**Exercise directions**
Print out the data below with every line intact.

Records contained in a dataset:

● ● ● ● ●

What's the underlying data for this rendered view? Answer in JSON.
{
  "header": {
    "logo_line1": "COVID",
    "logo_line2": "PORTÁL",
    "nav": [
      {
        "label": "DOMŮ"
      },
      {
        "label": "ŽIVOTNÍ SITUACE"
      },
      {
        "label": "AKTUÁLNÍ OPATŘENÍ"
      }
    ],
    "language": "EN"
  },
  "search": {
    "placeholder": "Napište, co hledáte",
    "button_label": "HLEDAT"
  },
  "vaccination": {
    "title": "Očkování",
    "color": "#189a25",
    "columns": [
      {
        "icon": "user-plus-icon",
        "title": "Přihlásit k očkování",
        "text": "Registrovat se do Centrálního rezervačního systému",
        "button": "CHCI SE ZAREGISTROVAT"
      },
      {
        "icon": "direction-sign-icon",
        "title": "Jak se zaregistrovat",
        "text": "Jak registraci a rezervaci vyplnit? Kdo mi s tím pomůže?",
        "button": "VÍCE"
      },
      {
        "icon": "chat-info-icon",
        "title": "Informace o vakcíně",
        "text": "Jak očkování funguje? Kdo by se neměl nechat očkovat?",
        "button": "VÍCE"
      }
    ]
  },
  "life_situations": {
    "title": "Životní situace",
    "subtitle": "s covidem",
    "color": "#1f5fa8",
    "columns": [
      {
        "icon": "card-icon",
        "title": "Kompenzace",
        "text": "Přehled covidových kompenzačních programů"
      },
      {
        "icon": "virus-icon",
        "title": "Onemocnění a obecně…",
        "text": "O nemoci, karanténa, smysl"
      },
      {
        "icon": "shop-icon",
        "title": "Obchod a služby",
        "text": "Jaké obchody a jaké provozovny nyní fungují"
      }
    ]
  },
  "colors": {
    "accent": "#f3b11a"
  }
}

● ● ● ● ●

**Exercise answer**
What's the underlying data for this rendered view? Answer in JSON.
{
  "header": {
    "logo_line1": "COVID",
    "logo_line2": "PORTÁL",
    "nav": [
      {
        "label": "DOMŮ"
      },
      {
        "label": "ŽIVOTNÍ SITUACE"
      },
      {
        "label": "AKTUÁLNÍ OPATŘENÍ"
      }
    ],
    "language": "EN"
  },
  "search": {
    "placeholder": "Napište, co hledáte",
    "button_label": "HLEDAT"
  },
  "vaccination": {
    "title": "Očkování",
    "color": "#189a25",
    "columns": [
      {
        "icon": "user-plus-icon",
        "title": "Přihlásit k očkování",
        "text": "Registrovat se do Centrálního rezervačního systému",
        "button": "CHCI SE ZAREGISTROVAT"
      },
      {
        "icon": "direction-sign-icon",
        "title": "Jak se zaregistrovat",
        "text": "Jak registraci a rezervaci vyplnit? Kdo mi s tím pomůže?",
        "button": "VÍCE"
      },
      {
        "icon": "chat-info-icon",
        "title": "Informace o vakcíně",
        "text": "Jak očkování funguje? Kdo by se neměl nechat očkovat?",
        "button": "VÍCE"
      }
    ]
  },
  "life_situations": {
    "title": "Životní situace",
    "subtitle": "s covidem",
    "color": "#1f5fa8",
    "columns": [
      {
        "icon": "card-icon",
        "title": "Kompenzace",
        "text": "Přehled covidových kompenzačních programů"
      },
      {
        "icon": "virus-icon",
        "title": "Onemocnění a obecně…",
        "text": "O nemoci, karanténa, smysl"
      },
      {
        "icon": "shop-icon",
        "title": "Obchod a služby",
        "text": "Jaké obchody a jaké provozovny nyní fungují"
      }
    ]
  },
  "colors": {
    "accent": "#f3b11a"
  }
}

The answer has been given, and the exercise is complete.